(Items listed in a dataset)
● ● ●

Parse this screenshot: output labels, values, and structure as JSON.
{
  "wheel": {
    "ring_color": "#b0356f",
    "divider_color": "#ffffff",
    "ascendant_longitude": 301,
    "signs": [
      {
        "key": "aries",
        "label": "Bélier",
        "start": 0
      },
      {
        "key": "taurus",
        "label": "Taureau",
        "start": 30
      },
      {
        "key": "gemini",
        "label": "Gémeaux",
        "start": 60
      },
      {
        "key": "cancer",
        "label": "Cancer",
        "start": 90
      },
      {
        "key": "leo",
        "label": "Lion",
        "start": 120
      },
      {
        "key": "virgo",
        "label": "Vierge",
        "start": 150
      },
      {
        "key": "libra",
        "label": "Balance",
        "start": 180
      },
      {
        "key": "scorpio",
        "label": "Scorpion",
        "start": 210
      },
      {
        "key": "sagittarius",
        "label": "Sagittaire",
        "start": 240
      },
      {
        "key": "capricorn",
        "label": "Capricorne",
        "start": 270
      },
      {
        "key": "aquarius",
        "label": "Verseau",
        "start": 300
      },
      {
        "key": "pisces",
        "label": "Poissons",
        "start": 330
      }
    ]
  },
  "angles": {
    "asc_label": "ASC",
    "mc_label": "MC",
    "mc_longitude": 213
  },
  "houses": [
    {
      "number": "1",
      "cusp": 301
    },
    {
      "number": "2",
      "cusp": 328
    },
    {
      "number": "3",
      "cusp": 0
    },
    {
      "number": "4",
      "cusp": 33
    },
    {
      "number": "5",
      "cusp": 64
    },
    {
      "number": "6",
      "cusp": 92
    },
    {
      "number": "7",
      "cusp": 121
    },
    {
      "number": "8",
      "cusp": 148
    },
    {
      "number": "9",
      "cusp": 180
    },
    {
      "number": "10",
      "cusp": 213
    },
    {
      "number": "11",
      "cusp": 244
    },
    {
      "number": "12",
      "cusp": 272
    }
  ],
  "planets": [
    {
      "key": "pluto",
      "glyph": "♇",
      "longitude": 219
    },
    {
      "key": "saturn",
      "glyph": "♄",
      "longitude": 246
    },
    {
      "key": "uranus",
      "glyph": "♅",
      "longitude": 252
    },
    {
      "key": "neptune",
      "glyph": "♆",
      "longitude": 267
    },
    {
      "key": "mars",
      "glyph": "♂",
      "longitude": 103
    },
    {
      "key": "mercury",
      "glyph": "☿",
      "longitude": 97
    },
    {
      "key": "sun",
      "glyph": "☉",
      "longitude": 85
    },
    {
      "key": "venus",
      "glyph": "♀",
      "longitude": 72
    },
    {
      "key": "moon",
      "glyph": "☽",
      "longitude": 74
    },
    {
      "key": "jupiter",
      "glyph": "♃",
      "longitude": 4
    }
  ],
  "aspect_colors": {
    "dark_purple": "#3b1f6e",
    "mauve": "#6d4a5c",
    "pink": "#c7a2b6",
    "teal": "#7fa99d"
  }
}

● ● ●

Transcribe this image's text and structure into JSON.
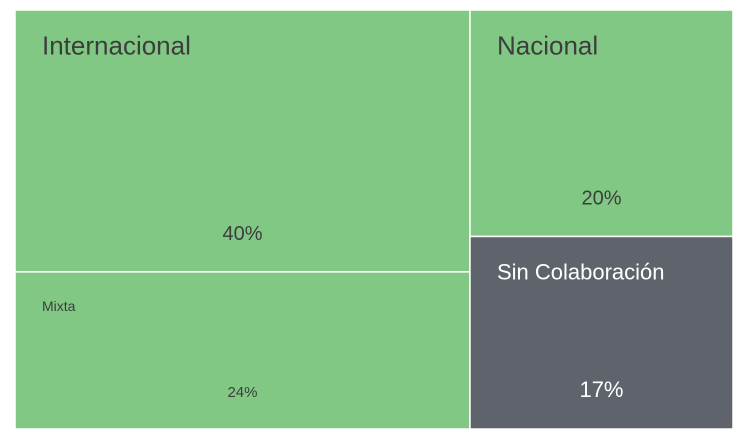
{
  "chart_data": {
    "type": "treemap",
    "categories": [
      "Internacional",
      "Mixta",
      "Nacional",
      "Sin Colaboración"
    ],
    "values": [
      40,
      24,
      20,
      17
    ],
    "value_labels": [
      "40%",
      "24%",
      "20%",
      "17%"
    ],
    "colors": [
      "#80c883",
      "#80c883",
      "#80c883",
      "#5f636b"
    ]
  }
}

● ● ●

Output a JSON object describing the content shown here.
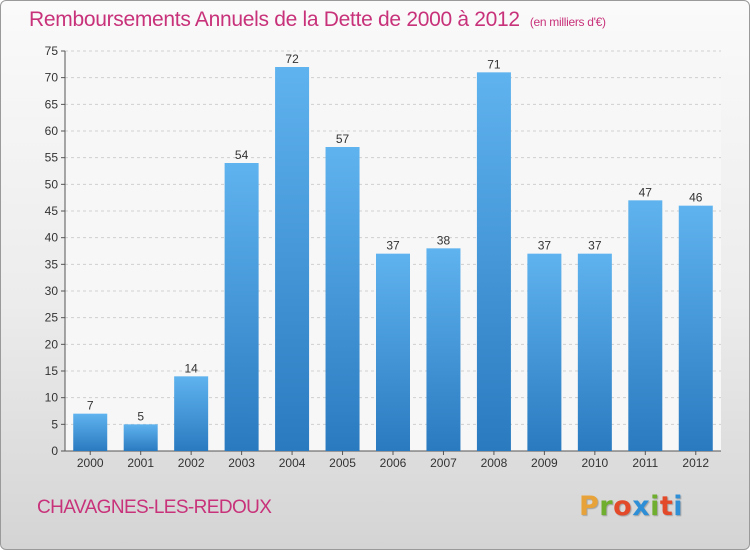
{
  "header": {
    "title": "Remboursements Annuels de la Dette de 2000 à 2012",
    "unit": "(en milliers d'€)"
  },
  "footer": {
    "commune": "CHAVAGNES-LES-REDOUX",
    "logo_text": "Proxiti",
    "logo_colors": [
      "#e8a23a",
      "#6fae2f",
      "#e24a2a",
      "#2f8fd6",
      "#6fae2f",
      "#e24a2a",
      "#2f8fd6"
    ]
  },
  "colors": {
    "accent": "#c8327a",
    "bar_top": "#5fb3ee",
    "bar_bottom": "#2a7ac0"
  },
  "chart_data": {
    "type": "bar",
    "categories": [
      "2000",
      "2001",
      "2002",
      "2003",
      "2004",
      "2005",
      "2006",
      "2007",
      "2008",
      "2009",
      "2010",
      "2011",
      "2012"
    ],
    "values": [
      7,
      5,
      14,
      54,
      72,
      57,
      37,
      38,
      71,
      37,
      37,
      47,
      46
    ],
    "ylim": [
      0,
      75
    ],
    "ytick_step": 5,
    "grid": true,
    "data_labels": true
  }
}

● ● ●

* **EXERCISE DESCRIPTION**:
Search the records for the word "structure". Copy every line that has it.

* **WORKED ANSWER**:
Parse this screenshot: output labels, values, and structure as JSON.
Transcribe this image's text and structure into JSON.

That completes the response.